Write out every line of the material exactly as it appears.

══════════════════════════════

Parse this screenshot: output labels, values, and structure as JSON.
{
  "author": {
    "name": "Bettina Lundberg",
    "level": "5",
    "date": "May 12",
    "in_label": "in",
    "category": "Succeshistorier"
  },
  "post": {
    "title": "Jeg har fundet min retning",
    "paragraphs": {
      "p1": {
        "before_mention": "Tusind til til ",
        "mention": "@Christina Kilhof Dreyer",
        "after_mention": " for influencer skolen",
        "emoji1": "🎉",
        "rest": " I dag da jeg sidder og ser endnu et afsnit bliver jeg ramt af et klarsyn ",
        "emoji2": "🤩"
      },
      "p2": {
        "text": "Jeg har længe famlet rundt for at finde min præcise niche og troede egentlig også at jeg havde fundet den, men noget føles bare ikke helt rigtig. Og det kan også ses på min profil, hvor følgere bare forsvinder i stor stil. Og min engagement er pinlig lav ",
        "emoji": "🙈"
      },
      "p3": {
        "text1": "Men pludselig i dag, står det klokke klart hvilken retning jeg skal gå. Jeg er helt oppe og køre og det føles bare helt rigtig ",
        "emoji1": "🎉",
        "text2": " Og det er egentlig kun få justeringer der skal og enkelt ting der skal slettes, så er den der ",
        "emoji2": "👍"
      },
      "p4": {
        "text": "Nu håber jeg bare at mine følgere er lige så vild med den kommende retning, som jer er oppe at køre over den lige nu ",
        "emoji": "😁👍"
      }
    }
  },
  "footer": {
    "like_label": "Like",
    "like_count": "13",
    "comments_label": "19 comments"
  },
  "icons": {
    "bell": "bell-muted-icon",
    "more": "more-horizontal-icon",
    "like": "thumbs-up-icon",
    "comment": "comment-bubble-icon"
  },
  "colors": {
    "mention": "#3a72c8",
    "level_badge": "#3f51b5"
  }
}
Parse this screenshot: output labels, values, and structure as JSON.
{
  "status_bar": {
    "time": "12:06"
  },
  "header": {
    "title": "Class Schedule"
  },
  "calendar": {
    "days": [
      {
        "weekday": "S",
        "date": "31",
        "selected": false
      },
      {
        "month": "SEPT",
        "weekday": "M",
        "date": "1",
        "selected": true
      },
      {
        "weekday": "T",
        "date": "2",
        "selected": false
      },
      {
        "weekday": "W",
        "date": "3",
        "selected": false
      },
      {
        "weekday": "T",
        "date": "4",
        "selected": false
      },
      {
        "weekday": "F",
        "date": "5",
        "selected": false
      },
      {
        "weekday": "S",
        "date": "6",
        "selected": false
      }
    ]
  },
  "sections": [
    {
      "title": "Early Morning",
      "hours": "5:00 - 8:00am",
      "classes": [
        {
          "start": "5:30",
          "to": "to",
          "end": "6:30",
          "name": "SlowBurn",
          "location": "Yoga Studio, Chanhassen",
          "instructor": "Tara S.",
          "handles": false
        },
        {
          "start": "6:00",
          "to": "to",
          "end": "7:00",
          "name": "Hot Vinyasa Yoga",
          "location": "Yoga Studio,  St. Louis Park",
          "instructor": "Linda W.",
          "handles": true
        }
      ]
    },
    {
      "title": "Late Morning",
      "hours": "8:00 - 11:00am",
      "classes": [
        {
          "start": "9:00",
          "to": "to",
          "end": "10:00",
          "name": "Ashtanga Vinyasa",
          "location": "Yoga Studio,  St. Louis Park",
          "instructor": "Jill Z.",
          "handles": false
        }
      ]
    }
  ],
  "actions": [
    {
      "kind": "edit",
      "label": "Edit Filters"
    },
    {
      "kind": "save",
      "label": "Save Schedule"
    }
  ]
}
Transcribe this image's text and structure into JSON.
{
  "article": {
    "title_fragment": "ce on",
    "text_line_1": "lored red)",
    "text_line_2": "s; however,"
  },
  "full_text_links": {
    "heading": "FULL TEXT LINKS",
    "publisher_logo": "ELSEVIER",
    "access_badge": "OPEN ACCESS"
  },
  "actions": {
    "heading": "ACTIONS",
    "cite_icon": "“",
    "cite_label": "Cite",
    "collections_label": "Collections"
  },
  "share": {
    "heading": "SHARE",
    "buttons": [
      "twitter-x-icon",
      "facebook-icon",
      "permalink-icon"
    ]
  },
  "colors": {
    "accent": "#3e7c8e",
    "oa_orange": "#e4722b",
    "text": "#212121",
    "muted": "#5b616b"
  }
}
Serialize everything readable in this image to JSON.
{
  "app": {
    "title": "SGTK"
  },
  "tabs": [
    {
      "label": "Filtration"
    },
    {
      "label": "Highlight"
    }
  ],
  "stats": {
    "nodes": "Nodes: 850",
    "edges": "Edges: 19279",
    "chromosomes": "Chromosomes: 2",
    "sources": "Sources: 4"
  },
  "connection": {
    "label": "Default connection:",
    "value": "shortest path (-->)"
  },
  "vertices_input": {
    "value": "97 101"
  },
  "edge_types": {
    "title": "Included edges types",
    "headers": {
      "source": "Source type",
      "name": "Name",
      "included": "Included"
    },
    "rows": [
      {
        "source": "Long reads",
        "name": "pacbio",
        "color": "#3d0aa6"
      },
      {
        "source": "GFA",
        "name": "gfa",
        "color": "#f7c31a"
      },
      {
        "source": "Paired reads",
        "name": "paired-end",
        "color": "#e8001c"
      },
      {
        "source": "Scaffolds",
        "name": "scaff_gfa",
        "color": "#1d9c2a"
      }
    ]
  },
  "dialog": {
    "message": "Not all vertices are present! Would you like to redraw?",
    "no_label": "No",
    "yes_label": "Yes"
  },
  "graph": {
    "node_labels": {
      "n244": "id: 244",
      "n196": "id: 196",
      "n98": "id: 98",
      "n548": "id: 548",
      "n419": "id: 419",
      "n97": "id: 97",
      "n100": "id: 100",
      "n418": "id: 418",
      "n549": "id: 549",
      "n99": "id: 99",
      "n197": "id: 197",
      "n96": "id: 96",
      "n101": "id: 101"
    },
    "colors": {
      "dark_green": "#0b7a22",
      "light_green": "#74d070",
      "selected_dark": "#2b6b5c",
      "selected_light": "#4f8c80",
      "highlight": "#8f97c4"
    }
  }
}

══════════════════════════════

■ Result below
Parse this screenshot: output labels, values, and structure as JSON.
{
  "author": {
    "name": "Bettina Lundberg",
    "level": "5",
    "date": "May 12",
    "in_label": "in",
    "category": "Succeshistorier"
  },
  "post": {
    "title": "Jeg har fundet min retning",
    "paragraphs": {
      "p1": {
        "before_mention": "Tusind til til ",
        "mention": "@Christina Kilhof Dreyer",
        "after_mention": " for influencer skolen",
        "emoji1": "🎉",
        "rest": " I dag da jeg sidder og ser endnu et afsnit bliver jeg ramt af et klarsyn ",
        "emoji2": "🤩"
      },
      "p2": {
        "text": "Jeg har længe famlet rundt for at finde min præcise niche og troede egentlig også at jeg havde fundet den, men noget føles bare ikke helt rigtig. Og det kan også ses på min profil, hvor følgere bare forsvinder i stor stil. Og min engagement er pinlig lav ",
        "emoji": "🙈"
      },
      "p3": {
        "text1": "Men pludselig i dag, står det klokke klart hvilken retning jeg skal gå. Jeg er helt oppe og køre og det føles bare helt rigtig ",
        "emoji1": "🎉",
        "text2": " Og det er egentlig kun få justeringer der skal og enkelt ting der skal slettes, så er den der ",
        "emoji2": "👍"
      },
      "p4": {
        "text": "Nu håber jeg bare at mine følgere er lige så vild med den kommende retning, som jer er oppe at køre over den lige nu ",
        "emoji": "😁👍"
      }
    }
  },
  "footer": {
    "like_label": "Like",
    "like_count": "13",
    "comments_label": "19 comments"
  },
  "icons": {
    "bell": "bell-muted-icon",
    "more": "more-horizontal-icon",
    "like": "thumbs-up-icon",
    "comment": "comment-bubble-icon"
  },
  "colors": {
    "mention": "#3a72c8",
    "level_badge": "#3f51b5"
  }
}
Parse this screenshot: output labels, values, and structure as JSON.
{
  "status_bar": {
    "time": "12:06"
  },
  "header": {
    "title": "Class Schedule"
  },
  "calendar": {
    "days": [
      {
        "weekday": "S",
        "date": "31",
        "selected": false
      },
      {
        "month": "SEPT",
        "weekday": "M",
        "date": "1",
        "selected": true
      },
      {
        "weekday": "T",
        "date": "2",
        "selected": false
      },
      {
        "weekday": "W",
        "date": "3",
        "selected": false
      },
      {
        "weekday": "T",
        "date": "4",
        "selected": false
      },
      {
        "weekday": "F",
        "date": "5",
        "selected": false
      },
      {
        "weekday": "S",
        "date": "6",
        "selected": false
      }
    ]
  },
  "sections": [
    {
      "title": "Early Morning",
      "hours": "5:00 - 8:00am",
      "classes": [
        {
          "start": "5:30",
          "to": "to",
          "end": "6:30",
          "name": "SlowBurn",
          "location": "Yoga Studio, Chanhassen",
          "instructor": "Tara S.",
          "handles": false
        },
        {
          "start": "6:00",
          "to": "to",
          "end": "7:00",
          "name": "Hot Vinyasa Yoga",
          "location": "Yoga Studio,  St. Louis Park",
          "instructor": "Linda W.",
          "handles": true
        }
      ]
    },
    {
      "title": "Late Morning",
      "hours": "8:00 - 11:00am",
      "classes": [
        {
          "start": "9:00",
          "to": "to",
          "end": "10:00",
          "name": "Ashtanga Vinyasa",
          "location": "Yoga Studio,  St. Louis Park",
          "instructor": "Jill Z.",
          "handles": false
        }
      ]
    }
  ],
  "actions": [
    {
      "kind": "edit",
      "label": "Edit Filters"
    },
    {
      "kind": "save",
      "label": "Save Schedule"
    }
  ]
}
Transcribe this image's text and structure into JSON.
{
  "article": {
    "title_fragment": "ce on",
    "text_line_1": "lored red)",
    "text_line_2": "s; however,"
  },
  "full_text_links": {
    "heading": "FULL TEXT LINKS",
    "publisher_logo": "ELSEVIER",
    "access_badge": "OPEN ACCESS"
  },
  "actions": {
    "heading": "ACTIONS",
    "cite_icon": "“",
    "cite_label": "Cite",
    "collections_label": "Collections"
  },
  "share": {
    "heading": "SHARE",
    "buttons": [
      "twitter-x-icon",
      "facebook-icon",
      "permalink-icon"
    ]
  },
  "colors": {
    "accent": "#3e7c8e",
    "oa_orange": "#e4722b",
    "text": "#212121",
    "muted": "#5b616b"
  }
}
Serialize everything readable in this image to JSON.
{
  "app": {
    "title": "SGTK"
  },
  "tabs": [
    {
      "label": "Filtration"
    },
    {
      "label": "Highlight"
    }
  ],
  "stats": {
    "nodes": "Nodes: 850",
    "edges": "Edges: 19279",
    "chromosomes": "Chromosomes: 2",
    "sources": "Sources: 4"
  },
  "connection": {
    "label": "Default connection:",
    "value": "shortest path (-->)"
  },
  "vertices_input": {
    "value": "97 101"
  },
  "edge_types": {
    "title": "Included edges types",
    "headers": {
      "source": "Source type",
      "name": "Name",
      "included": "Included"
    },
    "rows": [
      {
        "source": "Long reads",
        "name": "pacbio",
        "color": "#3d0aa6"
      },
      {
        "source": "GFA",
        "name": "gfa",
        "color": "#f7c31a"
      },
      {
        "source": "Paired reads",
        "name": "paired-end",
        "color": "#e8001c"
      },
      {
        "source": "Scaffolds",
        "name": "scaff_gfa",
        "color": "#1d9c2a"
      }
    ]
  },
  "dialog": {
    "message": "Not all vertices are present! Would you like to redraw?",
    "no_label": "No",
    "yes_label": "Yes"
  },
  "graph": {
    "node_labels": {
      "n244": "id: 244",
      "n196": "id: 196",
      "n98": "id: 98",
      "n548": "id: 548",
      "n419": "id: 419",
      "n97": "id: 97",
      "n100": "id: 100",
      "n418": "id: 418",
      "n549": "id: 549",
      "n99": "id: 99",
      "n197": "id: 197",
      "n96": "id: 96",
      "n101": "id: 101"
    },
    "colors": {
      "dark_green": "#0b7a22",
      "light_green": "#74d070",
      "selected_dark": "#2b6b5c",
      "selected_light": "#4f8c80",
      "highlight": "#8f97c4"
    }
  }
}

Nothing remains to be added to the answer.